- Set problem -
Search the records that follow and extract every line containing the string "不同地区重交沥青市场价".

- Data provided -
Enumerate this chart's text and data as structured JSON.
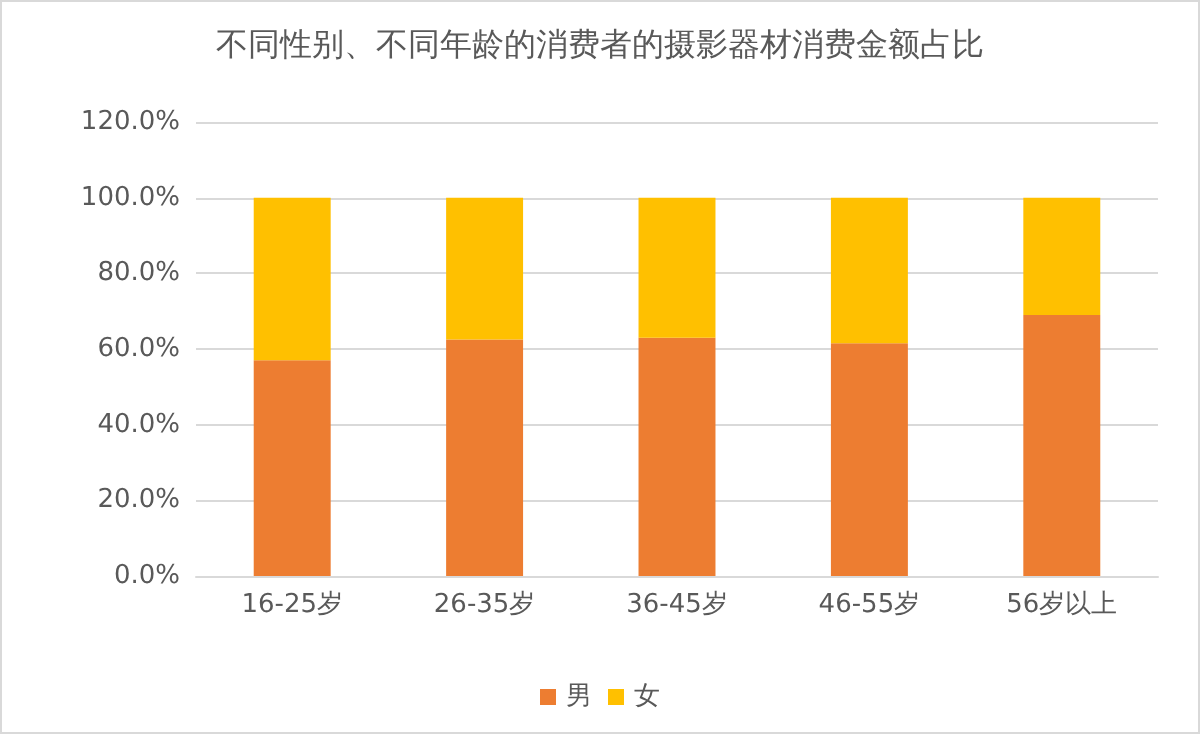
{
  "chart_data": {
    "type": "bar",
    "title": "不同性别、不同年龄的消费者的摄影器材消费金额占比",
    "categories": [
      "16-25岁",
      "26-35岁",
      "36-45岁",
      "46-55岁",
      "56岁以上"
    ],
    "stacked": true,
    "series": [
      {
        "name": "男",
        "color": "#ed7d31",
        "values": [
          57,
          62.5,
          63,
          61.5,
          69
        ]
      },
      {
        "name": "女",
        "color": "#ffc000",
        "values": [
          43,
          37.5,
          37,
          38.5,
          31
        ]
      }
    ],
    "ylim": [
      0,
      120
    ],
    "yticks": [
      {
        "value": 0,
        "label": "0.0%"
      },
      {
        "value": 20,
        "label": "20.0%"
      },
      {
        "value": 40,
        "label": "40.0%"
      },
      {
        "value": 60,
        "label": "60.0%"
      },
      {
        "value": 80,
        "label": "80.0%"
      },
      {
        "value": 100,
        "label": "100.0%"
      },
      {
        "value": 120,
        "label": "120.0%"
      }
    ],
    "grid": "y",
    "legend": "bottom"
  }
}
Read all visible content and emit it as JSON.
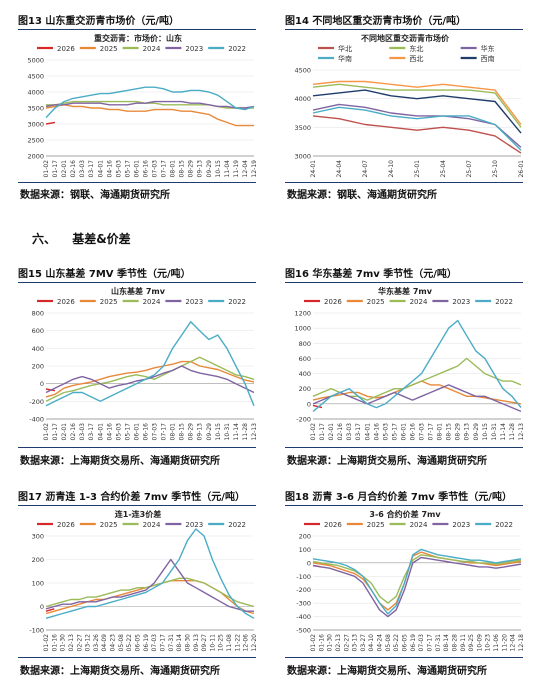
{
  "section": {
    "number": "六、",
    "title": "基差&价差"
  },
  "figures": [
    {
      "label": "图13  山东重交沥青市场价（元/吨）",
      "source": "数据来源：钢联、海通期货研究所"
    },
    {
      "label": "图14  不同地区重交沥青市场价（元/吨）",
      "source": "数据来源：钢联、海通期货研究所"
    },
    {
      "label": "图15  山东基差 7MV 季节性（元/吨）",
      "source": "数据来源：上海期货交易所、海通期货研究所"
    },
    {
      "label": "图16  华东基差 7mv 季节性（元/吨）",
      "source": "数据来源：上海期货交易所、海通期货研究所"
    },
    {
      "label": "图17  沥青连 1-3 合约价差 7mv 季节性（元/吨）",
      "source": "数据来源：上海期货交易所、海通期货研究所"
    },
    {
      "label": "图18  沥青 3-6 月合约价差 7mv 季节性（元/吨）",
      "source": "数据来源：上海期货交易所、海通期货研究所"
    }
  ],
  "chart_data": [
    {
      "type": "line",
      "title": "重交沥青：市场价：山东",
      "categories": [
        "01-02",
        "01-17",
        "02-01",
        "02-16",
        "03-03",
        "03-17",
        "04-01",
        "04-16",
        "05-03",
        "05-17",
        "06-01",
        "06-16",
        "07-03",
        "07-17",
        "08-01",
        "08-15",
        "08-29",
        "09-13",
        "09-29",
        "10-15",
        "11-04",
        "11-19",
        "12-04",
        "12-19"
      ],
      "ylim": [
        2000,
        5000
      ],
      "yticks": [
        2000,
        2500,
        3000,
        3500,
        4000,
        4500,
        5000
      ],
      "legend": "top",
      "series": [
        {
          "name": "2026",
          "color": "#d6282b",
          "values": [
            3000,
            3050,
            null,
            null,
            null,
            null,
            null,
            null,
            null,
            null,
            null,
            null,
            null,
            null,
            null,
            null,
            null,
            null,
            null,
            null,
            null,
            null,
            null,
            null
          ]
        },
        {
          "name": "2025",
          "color": "#e8893a",
          "values": [
            3500,
            3550,
            3600,
            3550,
            3550,
            3500,
            3500,
            3450,
            3450,
            3400,
            3400,
            3400,
            3450,
            3450,
            3450,
            3400,
            3400,
            3350,
            3300,
            3150,
            3050,
            2950,
            2950,
            2950
          ]
        },
        {
          "name": "2024",
          "color": "#9bbb59",
          "values": [
            3600,
            3600,
            3650,
            3700,
            3700,
            3700,
            3700,
            3700,
            3700,
            3700,
            3700,
            3650,
            3650,
            3600,
            3600,
            3600,
            3600,
            3600,
            3600,
            3550,
            3500,
            3500,
            3500,
            3500
          ]
        },
        {
          "name": "2023",
          "color": "#8064a2",
          "values": [
            3550,
            3600,
            3600,
            3650,
            3650,
            3650,
            3650,
            3600,
            3600,
            3600,
            3650,
            3650,
            3700,
            3700,
            3700,
            3700,
            3650,
            3650,
            3600,
            3550,
            3550,
            3500,
            3500,
            3550
          ]
        },
        {
          "name": "2022",
          "color": "#4bacc6",
          "values": [
            3200,
            3500,
            3700,
            3800,
            3850,
            3900,
            3950,
            3950,
            4000,
            4050,
            4100,
            4150,
            4150,
            4100,
            4000,
            4000,
            4050,
            4050,
            4000,
            3900,
            3700,
            3500,
            3450,
            3550
          ]
        }
      ]
    },
    {
      "type": "line",
      "title": "不同地区重交沥青市场价",
      "categories": [
        "24-01",
        "24-04",
        "24-07",
        "24-10",
        "25-01",
        "25-04",
        "25-07",
        "25-10",
        "26-01"
      ],
      "ylim": [
        3000,
        4500
      ],
      "yticks": [
        3000,
        3500,
        4000,
        4500
      ],
      "legend": "top",
      "series": [
        {
          "name": "华北",
          "color": "#c0504d",
          "values": [
            3700,
            3650,
            3550,
            3500,
            3450,
            3500,
            3450,
            3350,
            3050
          ]
        },
        {
          "name": "东北",
          "color": "#9bbb59",
          "values": [
            4200,
            4250,
            4200,
            4150,
            4150,
            4150,
            4150,
            4100,
            3500
          ]
        },
        {
          "name": "华东",
          "color": "#8064a2",
          "values": [
            3800,
            3900,
            3850,
            3750,
            3700,
            3700,
            3650,
            3550,
            3150
          ]
        },
        {
          "name": "华南",
          "color": "#4bacc6",
          "values": [
            3750,
            3850,
            3800,
            3700,
            3650,
            3700,
            3700,
            3550,
            3100
          ]
        },
        {
          "name": "西北",
          "color": "#f79646",
          "values": [
            4250,
            4300,
            4300,
            4250,
            4200,
            4250,
            4200,
            4150,
            3550
          ]
        },
        {
          "name": "西南",
          "color": "#1f3d6b",
          "values": [
            4050,
            4100,
            4150,
            4050,
            4000,
            4050,
            4000,
            3950,
            3400
          ]
        }
      ]
    },
    {
      "type": "line",
      "title": "山东基差 7mv",
      "categories": [
        "01-02",
        "01-17",
        "02-01",
        "02-16",
        "03-03",
        "03-17",
        "04-01",
        "04-16",
        "05-03",
        "05-17",
        "06-01",
        "06-16",
        "07-03",
        "07-17",
        "08-01",
        "08-15",
        "08-29",
        "09-13",
        "09-29",
        "10-15",
        "10-31",
        "11-14",
        "11-28",
        "12-13"
      ],
      "ylim": [
        -400,
        800
      ],
      "yticks": [
        -400,
        -200,
        0,
        200,
        400,
        600,
        800
      ],
      "legend": "top",
      "series": [
        {
          "name": "2026",
          "color": "#d6282b",
          "values": [
            -60,
            -80,
            null,
            null,
            null,
            null,
            null,
            null,
            null,
            null,
            null,
            null,
            null,
            null,
            null,
            null,
            null,
            null,
            null,
            null,
            null,
            null,
            null,
            null
          ]
        },
        {
          "name": "2025",
          "color": "#e8893a",
          "values": [
            -150,
            -120,
            -50,
            -20,
            0,
            20,
            50,
            80,
            100,
            120,
            130,
            150,
            180,
            200,
            220,
            250,
            250,
            200,
            180,
            160,
            120,
            80,
            40,
            20
          ]
        },
        {
          "name": "2024",
          "color": "#9bbb59",
          "values": [
            -200,
            -150,
            -100,
            -80,
            -50,
            -20,
            0,
            20,
            50,
            80,
            100,
            80,
            50,
            100,
            150,
            200,
            250,
            300,
            250,
            200,
            150,
            100,
            80,
            50
          ]
        },
        {
          "name": "2023",
          "color": "#8064a2",
          "values": [
            -100,
            -50,
            0,
            50,
            80,
            50,
            0,
            -50,
            -20,
            0,
            30,
            50,
            80,
            120,
            150,
            200,
            150,
            120,
            100,
            80,
            50,
            0,
            -50,
            -100
          ]
        },
        {
          "name": "2022",
          "color": "#4bacc6",
          "values": [
            -250,
            -200,
            -150,
            -100,
            -100,
            -150,
            -200,
            -150,
            -100,
            -50,
            0,
            50,
            100,
            200,
            400,
            550,
            700,
            600,
            500,
            550,
            400,
            200,
            0,
            -250
          ]
        }
      ]
    },
    {
      "type": "line",
      "title": "华东基差 7mv",
      "categories": [
        "01-02",
        "01-17",
        "02-01",
        "02-16",
        "03-03",
        "03-17",
        "04-01",
        "04-16",
        "05-03",
        "05-17",
        "06-01",
        "06-16",
        "07-03",
        "07-17",
        "08-01",
        "08-15",
        "08-29",
        "09-13",
        "09-29",
        "10-15",
        "10-31",
        "11-14",
        "11-28",
        "12-13"
      ],
      "ylim": [
        -200,
        1200
      ],
      "yticks": [
        -200,
        0,
        200,
        400,
        600,
        800,
        1000,
        1200
      ],
      "legend": "top",
      "series": [
        {
          "name": "2026",
          "color": "#d6282b",
          "values": [
            -20,
            -50,
            null,
            null,
            null,
            null,
            null,
            null,
            null,
            null,
            null,
            null,
            null,
            null,
            null,
            null,
            null,
            null,
            null,
            null,
            null,
            null,
            null,
            null
          ]
        },
        {
          "name": "2025",
          "color": "#e8893a",
          "values": [
            50,
            80,
            100,
            120,
            150,
            150,
            100,
            80,
            100,
            150,
            200,
            250,
            300,
            250,
            250,
            200,
            150,
            100,
            100,
            80,
            60,
            40,
            20,
            0
          ]
        },
        {
          "name": "2024",
          "color": "#9bbb59",
          "values": [
            100,
            150,
            200,
            150,
            100,
            100,
            50,
            100,
            150,
            200,
            200,
            250,
            300,
            350,
            400,
            450,
            500,
            600,
            500,
            400,
            350,
            300,
            300,
            250
          ]
        },
        {
          "name": "2023",
          "color": "#8064a2",
          "values": [
            0,
            50,
            100,
            150,
            100,
            50,
            0,
            50,
            100,
            150,
            100,
            50,
            100,
            150,
            200,
            250,
            200,
            150,
            100,
            100,
            50,
            0,
            -50,
            -100
          ]
        },
        {
          "name": "2022",
          "color": "#4bacc6",
          "values": [
            -100,
            0,
            100,
            150,
            200,
            100,
            0,
            -50,
            0,
            100,
            200,
            300,
            400,
            600,
            800,
            1000,
            1100,
            900,
            700,
            600,
            400,
            200,
            100,
            -50
          ]
        }
      ]
    },
    {
      "type": "line",
      "title": "连1-连3价差",
      "categories": [
        "01-02",
        "01-16",
        "01-30",
        "02-13",
        "02-27",
        "03-12",
        "03-26",
        "04-09",
        "04-23",
        "05-08",
        "05-22",
        "06-05",
        "06-19",
        "07-03",
        "07-17",
        "07-31",
        "08-14",
        "08-30",
        "09-13",
        "09-27",
        "10-11",
        "10-25",
        "11-08",
        "11-22",
        "12-06",
        "12-20"
      ],
      "ylim": [
        -100,
        300
      ],
      "yticks": [
        -100,
        0,
        100,
        200,
        300
      ],
      "legend": "top",
      "series": [
        {
          "name": "2026",
          "color": "#d6282b",
          "values": [
            -20,
            -10,
            null,
            null,
            null,
            null,
            null,
            null,
            null,
            null,
            null,
            null,
            null,
            null,
            null,
            null,
            null,
            null,
            null,
            null,
            null,
            null,
            null,
            null,
            null,
            null
          ]
        },
        {
          "name": "2025",
          "color": "#e8893a",
          "values": [
            -30,
            -20,
            -10,
            0,
            10,
            20,
            30,
            30,
            40,
            50,
            60,
            70,
            80,
            90,
            100,
            110,
            110,
            110,
            110,
            100,
            80,
            60,
            30,
            0,
            -20,
            -30
          ]
        },
        {
          "name": "2024",
          "color": "#9bbb59",
          "values": [
            0,
            10,
            20,
            30,
            30,
            40,
            40,
            50,
            60,
            70,
            70,
            80,
            80,
            90,
            100,
            110,
            120,
            120,
            110,
            100,
            80,
            60,
            40,
            20,
            10,
            0
          ]
        },
        {
          "name": "2023",
          "color": "#8064a2",
          "values": [
            -10,
            0,
            10,
            10,
            20,
            20,
            20,
            30,
            40,
            40,
            50,
            60,
            70,
            100,
            150,
            200,
            150,
            100,
            80,
            60,
            40,
            20,
            0,
            -10,
            -20,
            -20
          ]
        },
        {
          "name": "2022",
          "color": "#4bacc6",
          "values": [
            -50,
            -40,
            -30,
            -20,
            -10,
            0,
            0,
            10,
            20,
            30,
            40,
            50,
            60,
            80,
            100,
            150,
            200,
            280,
            330,
            300,
            200,
            120,
            50,
            0,
            -30,
            -50
          ]
        }
      ]
    },
    {
      "type": "line",
      "title": "3-6 合约价差 7mv",
      "categories": [
        "01-02",
        "01-16",
        "01-30",
        "02-13",
        "02-27",
        "03-13",
        "03-27",
        "04-10",
        "04-24",
        "05-08",
        "05-22",
        "06-05",
        "06-19",
        "07-03",
        "07-17",
        "07-31",
        "08-14",
        "08-28",
        "09-11",
        "09-25",
        "10-09",
        "10-23",
        "11-06",
        "11-20",
        "12-04",
        "12-18"
      ],
      "ylim": [
        -500,
        200
      ],
      "yticks": [
        -500,
        -400,
        -300,
        -200,
        -100,
        0,
        100,
        200
      ],
      "legend": "top",
      "series": [
        {
          "name": "2026",
          "color": "#d6282b",
          "values": [
            -20,
            -30,
            null,
            null,
            null,
            null,
            null,
            null,
            null,
            null,
            null,
            null,
            null,
            null,
            null,
            null,
            null,
            null,
            null,
            null,
            null,
            null,
            null,
            null,
            null,
            null
          ]
        },
        {
          "name": "2025",
          "color": "#e8893a",
          "values": [
            0,
            -10,
            -20,
            -40,
            -60,
            -80,
            -120,
            -200,
            -300,
            -350,
            -300,
            -150,
            50,
            80,
            60,
            40,
            30,
            20,
            10,
            0,
            0,
            -10,
            -20,
            -10,
            0,
            10
          ]
        },
        {
          "name": "2024",
          "color": "#9bbb59",
          "values": [
            10,
            0,
            -10,
            -20,
            -40,
            -60,
            -100,
            -150,
            -250,
            -300,
            -250,
            -100,
            20,
            60,
            50,
            40,
            30,
            20,
            10,
            10,
            0,
            0,
            -10,
            0,
            10,
            20
          ]
        },
        {
          "name": "2023",
          "color": "#8064a2",
          "values": [
            -20,
            -30,
            -40,
            -60,
            -80,
            -100,
            -150,
            -250,
            -350,
            -400,
            -350,
            -200,
            0,
            40,
            30,
            20,
            10,
            0,
            -10,
            -20,
            -30,
            -30,
            -40,
            -30,
            -20,
            -10
          ]
        },
        {
          "name": "2022",
          "color": "#4bacc6",
          "values": [
            30,
            20,
            10,
            0,
            -20,
            -50,
            -100,
            -200,
            -300,
            -380,
            -320,
            -150,
            60,
            100,
            80,
            60,
            50,
            40,
            30,
            20,
            20,
            10,
            0,
            10,
            20,
            30
          ]
        }
      ]
    }
  ]
}
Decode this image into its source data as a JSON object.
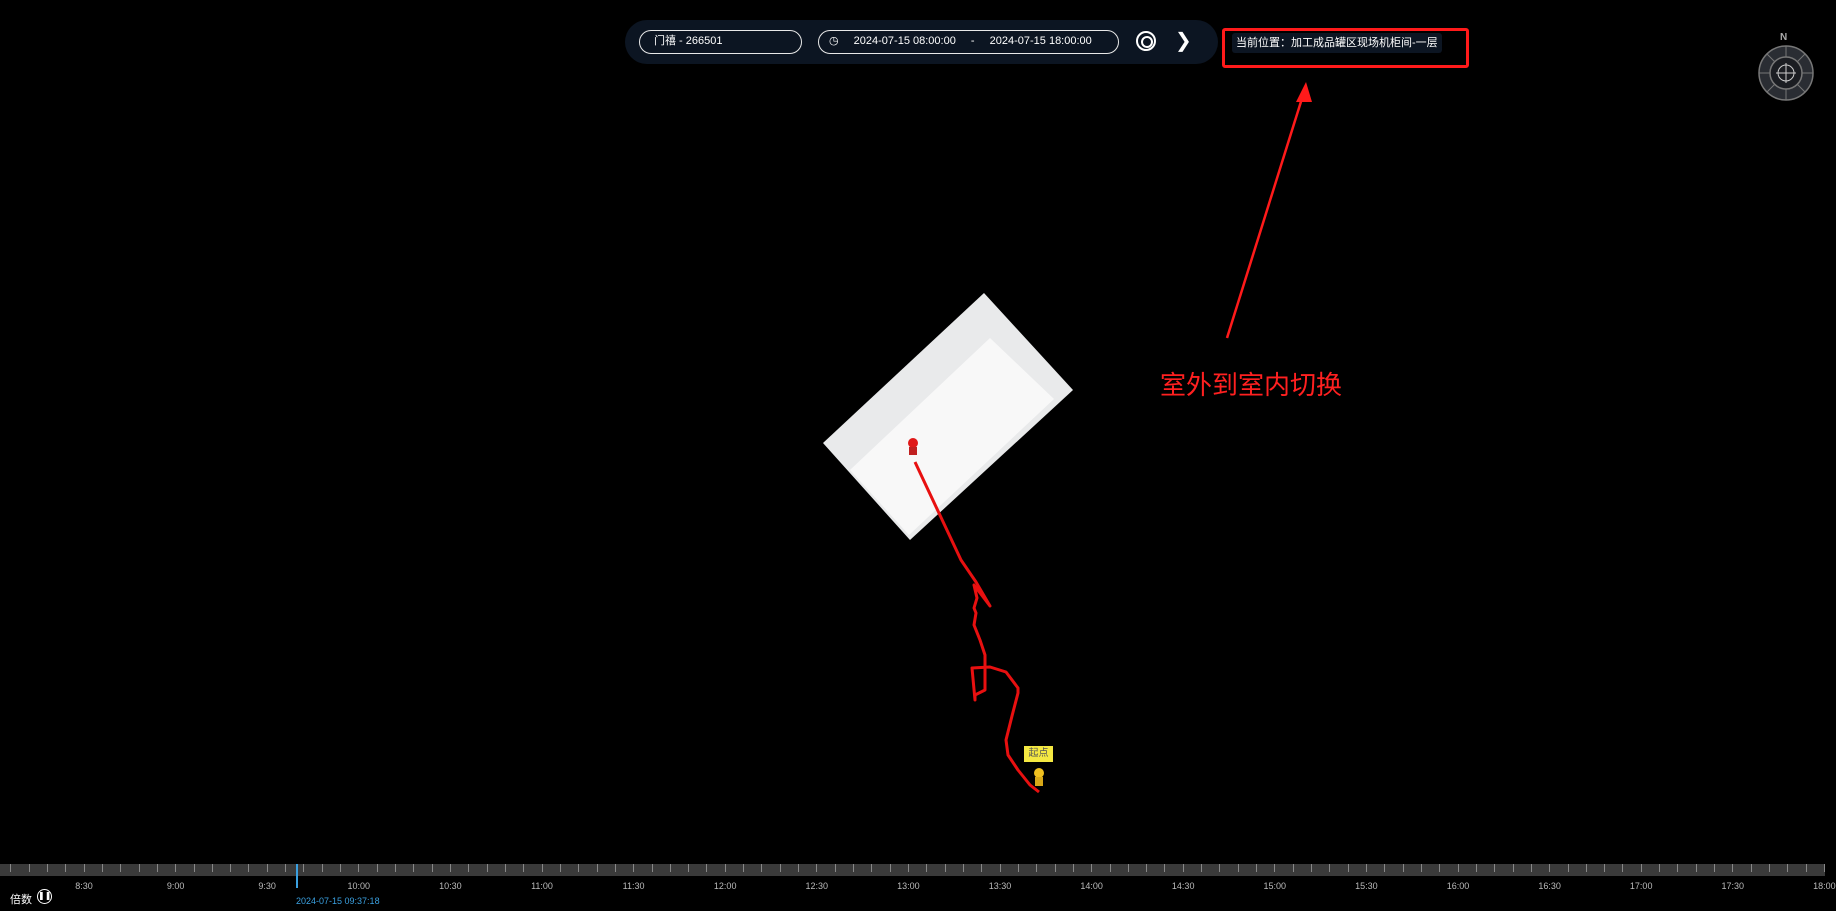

- Exercise answer -
      "label": "图14  不同地区重交沥青市场价（元/吨）",
      "title": "不同地区重交沥青市场价",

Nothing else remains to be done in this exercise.